Source records
- - - - -

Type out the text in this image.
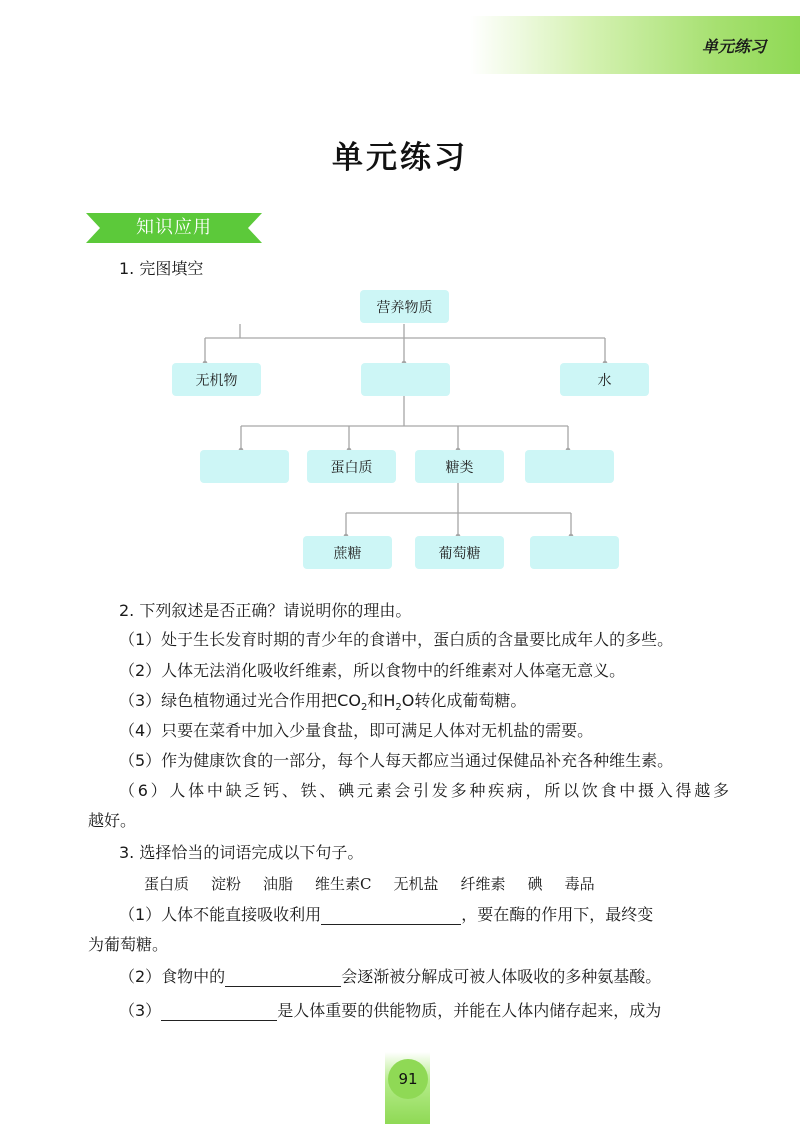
单元练习
单元练习
知识应用
1. 完图填空
营养物质
无机物	水
蛋白质	糖类
蔗糖	葡萄糖
2. 下列叙述是否正确？请说明你的理由。
（1）处于生长发育时期的青少年的食谱中，蛋白质的含量要比成年人的多些。
（2）人体无法消化吸收纤维素，所以食物中的纤维素对人体毫无意义。
（3）绿色植物通过光合作用把$CO_2$和$H_2O$转化成葡萄糖。
（4）只要在菜肴中加入少量食盐，即可满足人体对无机盐的需要。
（5）作为健康饮食的一部分，每个人每天都应当通过保健品补充各种维生素。
（6）人体中缺乏钙、铁、碘元素会引发多种疾病，所以饮食中摄入得越多
越好。
3. 选择恰当的词语完成以下句子。
蛋白质 淀粉 油脂 维生素C 无机盐 纤维素 碘 毒品
（1）人体不能直接吸收利用	，要在酶的作用下，最终变
为葡萄糖。
（2）食物中的	会逐渐被分解成可被人体吸收的多种氨基酸。
（3）	是人体重要的供能物质，并能在人体内储存起来，成为
91
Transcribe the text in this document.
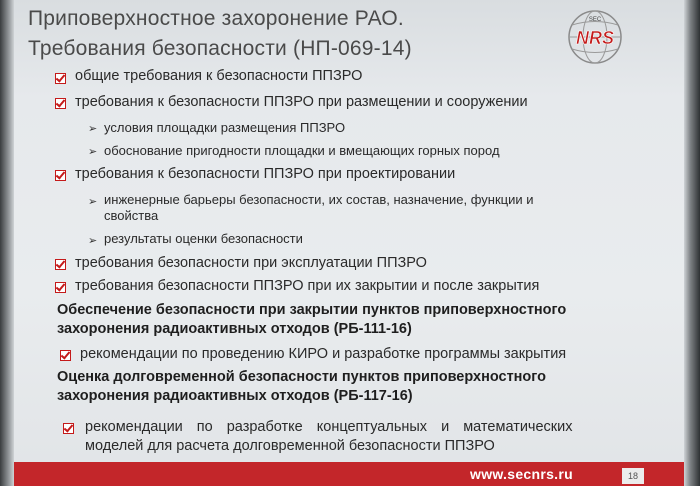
Приповерхностное захоронение РАО.
Требования безопасности (НП-069-14)
SEC
NRS
общие требования к безопасности ППЗРО
требования к безопасности ППЗРО при размещении и сооружении
➢ условия площадки размещения ППЗРО
➢ обоснование пригодности площадки и вмещающих горных пород
требования к безопасности ППЗРО при проектировании
➢ инженерные барьеры безопасности, их состав, назначение, функции и
свойства
➢ результаты оценки безопасности
требования безопасности при эксплуатации ППЗРО
требования безопасности ППЗРО при их закрытии и после закрытия
Обеспечение безопасности при закрытии пунктов приповерхностного
захоронения радиоактивных отходов (РБ-111-16)
рекомендации по проведению КИРО и разработке программы закрытия
Оценка долговременной безопасности пунктов приповерхностного
захоронения радиоактивных отходов (РБ-117-16)
рекомендации по разработке концептуальных и математических
моделей для расчета долговременной безопасности ППЗРО
www.secnrs.ru	18
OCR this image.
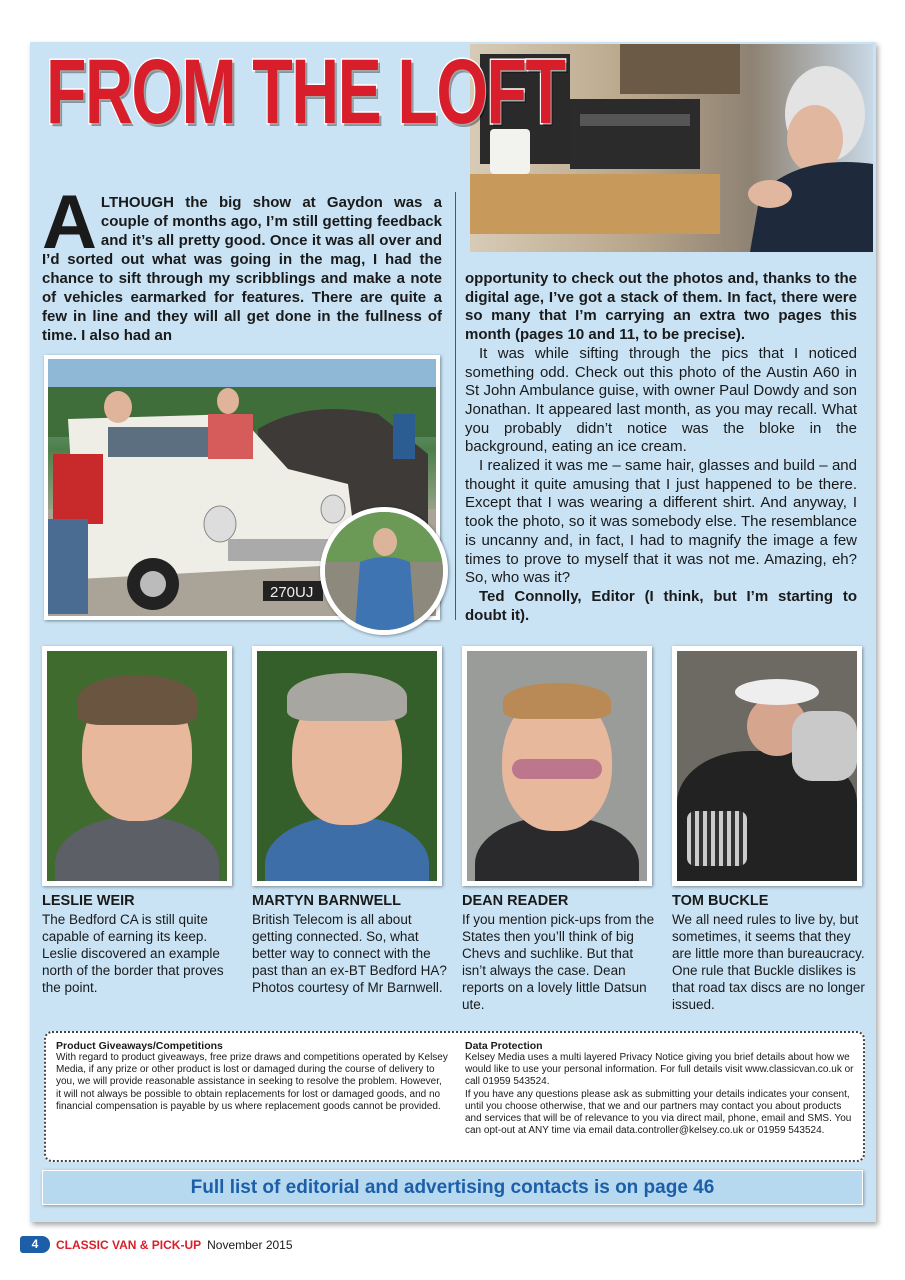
FROM THE LOFT
ALTHOUGH the big show at Gaydon was a couple of months ago, I’m still getting feedback and it’s all pretty good. Once it was all over and I’d sorted out what was going in the mag, I had the chance to sift through my scribblings and make a note of vehicles earmarked for features. There are quite a few in line and they will all get done in the fullness of time. I also had an

opportunity to check out the photos and, thanks to the digital age, I’ve got a stack of them. In fact, there were so many that I’m carrying an extra two pages this month (pages 10 and 11, to be precise).

It was while sifting through the pics that I noticed something odd. Check out this photo of the Austin A60 in St John Ambulance guise, with owner Paul Dowdy and son Jonathan. It appeared last month, as you may recall. What you probably didn’t notice was the bloke in the background, eating an ice cream.

I realized it was me – same hair, glasses and build – and thought it quite amusing that I just happened to be there. Except that I was wearing a different shirt. And anyway, I took the photo, so it was somebody else. The resemblance is uncanny and, in fact, I had to magnify the image a few times to prove to myself that it was not me. Amazing, eh? So, who was it?

Ted Connolly, Editor (I think, but I’m starting to doubt it).

270UJ
LESLIE WEIR

The Bedford CA is still quite capable of earning its keep. Leslie discovered an example north of the border that proves the point.

MARTYN BARNWELL

British Telecom is all about getting connected. So, what better way to connect with the past than an ex-BT Bedford HA? Photos courtesy of Mr Barnwell.

DEAN READER

If you mention pick-ups from the States then you’ll think of big Chevs and suchlike. But that isn’t always the case. Dean reports on a lovely little Datsun ute.

TOM BUCKLE

We all need rules to live by, but sometimes, it seems that they are little more than bureaucracy. One rule that Buckle dislikes is that road tax discs are no longer issued.

Product Giveaways/Competitions

With regard to product giveaways, free prize draws and competitions operated by Kelsey Media, if any prize or other product is lost or damaged during the course of delivery to you, we will provide reasonable assistance in seeking to resolve the problem. However, it will not always be possible to obtain replacements for lost or damaged goods, and no financial compensation is payable by us where replacement goods cannot be provided.

Data Protection

Kelsey Media uses a multi layered Privacy Notice giving you brief details about how we would like to use your personal information. For full details visit www.classicvan.co.uk or call 01959 543524.

If you have any questions please ask as submitting your details indicates your consent, until you choose otherwise, that we and our partners may contact you about products and services that will be of relevance to you via direct mail, phone, email and SMS. You can opt-out at ANY time via email data.controller@kelsey.co.uk or 01959 543524.

Full list of editorial and advertising contacts is on page 46
4	CLASSIC VAN & PICK-UP November 2015
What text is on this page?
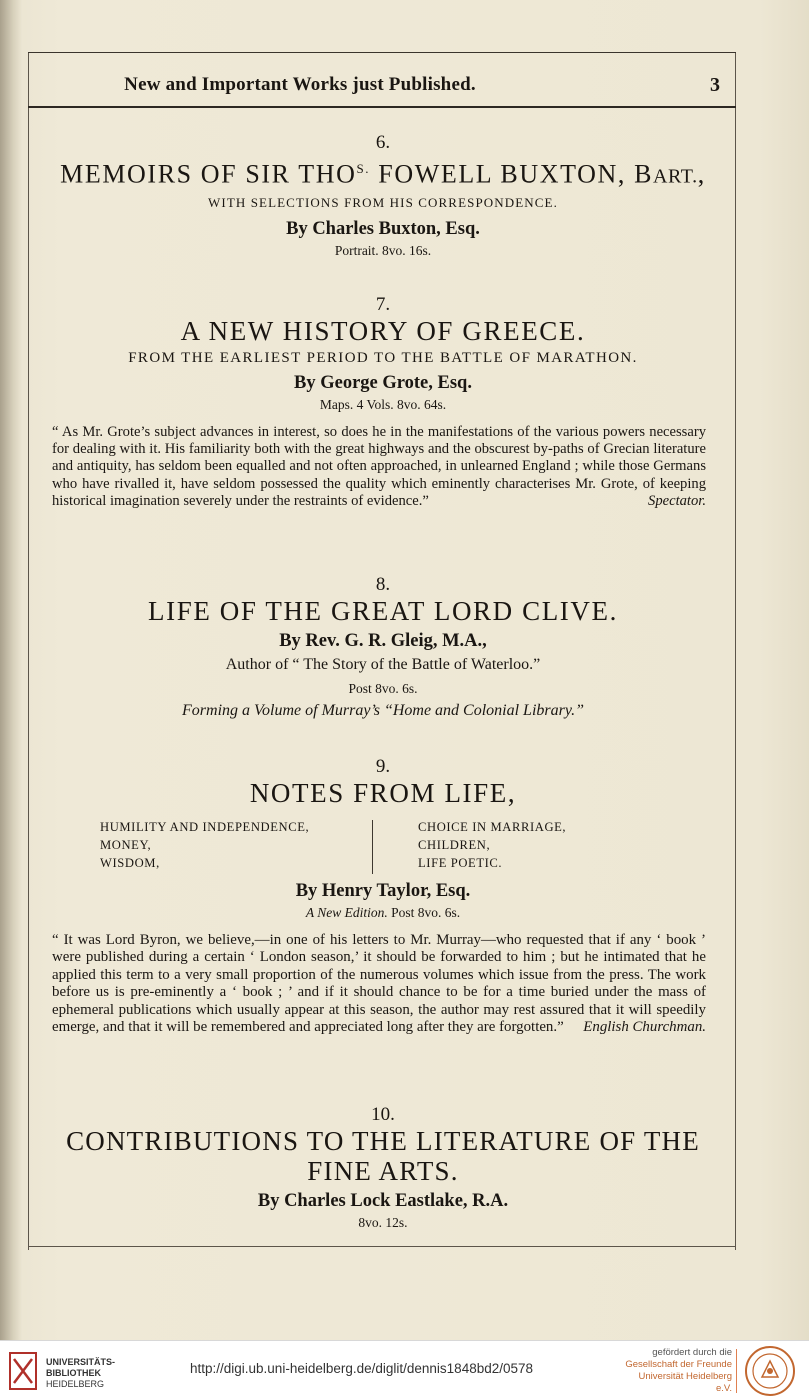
New and Important Works just Published.	3
6.
MEMOIRS OF SIR $THO^{S.}$ FOWELL BUXTON, BART.,
WITH SELECTIONS FROM HIS CORRESPONDENCE.
By Charles Buxton, Esq.
Portrait. 8vo. 16s.
7.
A NEW HISTORY OF GREECE.
FROM THE EARLIEST PERIOD TO THE BATTLE OF MARATHON.
By George Grote, Esq.
Maps. 4 Vols. 8vo. 64s.
“ As Mr. Grote’s subject advances in interest, so does he in the manifestations of the various powers necessary for dealing with it. His familiarity both with the great highways and the obscurest by-paths of Grecian literature and antiquity, has seldom been equalled and not often approached, in unlearned England ; while those Germans who have rivalled it, have seldom possessed the quality which eminently characterises Mr. Grote, of keeping historical imagination severely under the restraints of evidence.”	Spectator.
8.
LIFE OF THE GREAT LORD CLIVE.
By Rev. G. R. Gleig, M.A.,
Author of “ The Story of the Battle of Waterloo.”
Post 8vo. 6s.
Forming a Volume of Murray’s “Home and Colonial Library.”
9.
NOTES FROM LIFE,
HUMILITY AND INDEPENDENCE,
MONEY,
WISDOM,
CHOICE IN MARRIAGE,
CHILDREN,
LIFE POETIC.
By Henry Taylor, Esq.
A New Edition. Post 8vo. 6s.
“ It was Lord Byron, we believe,—in one of his letters to Mr. Murray—who requested that if any ‘ book ’ were published during a certain ‘ London season,’ it should be forwarded to him ; but he intimated that he applied this term to a very small proportion of the numerous volumes which issue from the press. The work before us is pre-eminently a ‘ book ; ’ and if it should chance to be for a time buried under the mass of ephemeral publications which usually appear at this season, the author may rest assured that it will speedily emerge, and that it will be remembered and appreciated long after they are forgotten.” English Churchman.
10.
CONTRIBUTIONS TO THE LITERATURE OF THE
FINE ARTS.
By Charles Lock Eastlake, R.A.
8vo. 12s.
UNIVERSITÄTS-
BIBLIOTHEK
HEIDELBERG
http://digi.ub.uni-heidelberg.de/diglit/dennis1848bd2/0578
gefördert durch die
Gesellschaft der Freunde
Universität Heidelberg e.V.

- - - - -

**WHAT TO PRODUCE**
Exclude the images and reproduce the remaining data exactly.

**EXERCISE ANSWER**
Type out the text in this image.
单元练习
单元练习
知识应用
1. 完图填空
营养物质
无机物	水
蛋白质	糖类
蔗糖	葡萄糖
2. 下列叙述是否正确？请说明你的理由。
（1）处于生长发育时期的青少年的食谱中，蛋白质的含量要比成年人的多些。
（2）人体无法消化吸收纤维素，所以食物中的纤维素对人体毫无意义。
（3）绿色植物通过光合作用把$CO_2$和$H_2O$转化成葡萄糖。
（4）只要在菜肴中加入少量食盐，即可满足人体对无机盐的需要。
（5）作为健康饮食的一部分，每个人每天都应当通过保健品补充各种维生素。
（6）人体中缺乏钙、铁、碘元素会引发多种疾病，所以饮食中摄入得越多
越好。
3. 选择恰当的词语完成以下句子。
蛋白质 淀粉 油脂 维生素C 无机盐 纤维素 碘 毒品
（1）人体不能直接吸收利用	，要在酶的作用下，最终变
为葡萄糖。
（2）食物中的	会逐渐被分解成可被人体吸收的多种氨基酸。
（3）	是人体重要的供能物质，并能在人体内储存起来，成为
91
Transcribe the text in this document.
Приповерхностное захоронение РАО.
Требования безопасности (НП-069-14)
SEC
NRS
общие требования к безопасности ППЗРО
требования к безопасности ППЗРО при размещении и сооружении
➢ условия площадки размещения ППЗРО
➢ обоснование пригодности площадки и вмещающих горных пород
требования к безопасности ППЗРО при проектировании
➢ инженерные барьеры безопасности, их состав, назначение, функции и
свойства
➢ результаты оценки безопасности
требования безопасности при эксплуатации ППЗРО
требования безопасности ППЗРО при их закрытии и после закрытия
Обеспечение безопасности при закрытии пунктов приповерхностного
захоронения радиоактивных отходов (РБ-111-16)
рекомендации по проведению КИРО и разработке программы закрытия
Оценка долговременной безопасности пунктов приповерхностного
захоронения радиоактивных отходов (РБ-117-16)
рекомендации по разработке концептуальных и математических
моделей для расчета долговременной безопасности ППЗРО
www.secnrs.ru	18
OCR this image.
FROM THE LOFT
ALTHOUGH the big show at Gaydon was a couple of months ago, I’m still getting feedback and it’s all pretty good. Once it was all over and I’d sorted out what was going in the mag, I had the chance to sift through my scribblings and make a note of vehicles earmarked for features. There are quite a few in line and they will all get done in the fullness of time. I also had an

opportunity to check out the photos and, thanks to the digital age, I’ve got a stack of them. In fact, there were so many that I’m carrying an extra two pages this month (pages 10 and 11, to be precise).

It was while sifting through the pics that I noticed something odd. Check out this photo of the Austin A60 in St John Ambulance guise, with owner Paul Dowdy and son Jonathan. It appeared last month, as you may recall. What you probably didn’t notice was the bloke in the background, eating an ice cream.

I realized it was me – same hair, glasses and build – and thought it quite amusing that I just happened to be there. Except that I was wearing a different shirt. And anyway, I took the photo, so it was somebody else. The resemblance is uncanny and, in fact, I had to magnify the image a few times to prove to myself that it was not me. Amazing, eh? So, who was it?

Ted Connolly, Editor (I think, but I’m starting to doubt it).

270UJ
LESLIE WEIR

The Bedford CA is still quite capable of earning its keep. Leslie discovered an example north of the border that proves the point.

MARTYN BARNWELL

British Telecom is all about getting connected. So, what better way to connect with the past than an ex-BT Bedford HA? Photos courtesy of Mr Barnwell.

DEAN READER

If you mention pick-ups from the States then you’ll think of big Chevs and suchlike. But that isn’t always the case. Dean reports on a lovely little Datsun ute.

TOM BUCKLE

We all need rules to live by, but sometimes, it seems that they are little more than bureaucracy. One rule that Buckle dislikes is that road tax discs are no longer issued.

Product Giveaways/Competitions

With regard to product giveaways, free prize draws and competitions operated by Kelsey Media, if any prize or other product is lost or damaged during the course of delivery to you, we will provide reasonable assistance in seeking to resolve the problem. However, it will not always be possible to obtain replacements for lost or damaged goods, and no financial compensation is payable by us where replacement goods cannot be provided.

Data Protection

Kelsey Media uses a multi layered Privacy Notice giving you brief details about how we would like to use your personal information. For full details visit www.classicvan.co.uk or call 01959 543524.

If you have any questions please ask as submitting your details indicates your consent, until you choose otherwise, that we and our partners may contact you about products and services that will be of relevance to you via direct mail, phone, email and SMS. You can opt-out at ANY time via email data.controller@kelsey.co.uk or 01959 543524.

Full list of editorial and advertising contacts is on page 46
4	CLASSIC VAN & PICK-UP November 2015
What text is on this page?
New and Important Works just Published.	3
6.
MEMOIRS OF SIR $THO^{S.}$ FOWELL BUXTON, BART.,
WITH SELECTIONS FROM HIS CORRESPONDENCE.
By Charles Buxton, Esq.
Portrait. 8vo. 16s.
7.
A NEW HISTORY OF GREECE.
FROM THE EARLIEST PERIOD TO THE BATTLE OF MARATHON.
By George Grote, Esq.
Maps. 4 Vols. 8vo. 64s.
“ As Mr. Grote’s subject advances in interest, so does he in the manifestations of the various powers necessary for dealing with it. His familiarity both with the great highways and the obscurest by-paths of Grecian literature and antiquity, has seldom been equalled and not often approached, in unlearned England ; while those Germans who have rivalled it, have seldom possessed the quality which eminently characterises Mr. Grote, of keeping historical imagination severely under the restraints of evidence.”	Spectator.
8.
LIFE OF THE GREAT LORD CLIVE.
By Rev. G. R. Gleig, M.A.,
Author of “ The Story of the Battle of Waterloo.”
Post 8vo. 6s.
Forming a Volume of Murray’s “Home and Colonial Library.”
9.
NOTES FROM LIFE,
HUMILITY AND INDEPENDENCE,
MONEY,
WISDOM,
CHOICE IN MARRIAGE,
CHILDREN,
LIFE POETIC.
By Henry Taylor, Esq.
A New Edition. Post 8vo. 6s.
“ It was Lord Byron, we believe,—in one of his letters to Mr. Murray—who requested that if any ‘ book ’ were published during a certain ‘ London season,’ it should be forwarded to him ; but he intimated that he applied this term to a very small proportion of the numerous volumes which issue from the press. The work before us is pre-eminently a ‘ book ; ’ and if it should chance to be for a time buried under the mass of ephemeral publications which usually appear at this season, the author may rest assured that it will speedily emerge, and that it will be remembered and appreciated long after they are forgotten.” English Churchman.
10.
CONTRIBUTIONS TO THE LITERATURE OF THE
FINE ARTS.
By Charles Lock Eastlake, R.A.
8vo. 12s.
UNIVERSITÄTS-
BIBLIOTHEK
HEIDELBERG
http://digi.ub.uni-heidelberg.de/diglit/dennis1848bd2/0578
gefördert durch die
Gesellschaft der Freunde
Universität Heidelberg e.V.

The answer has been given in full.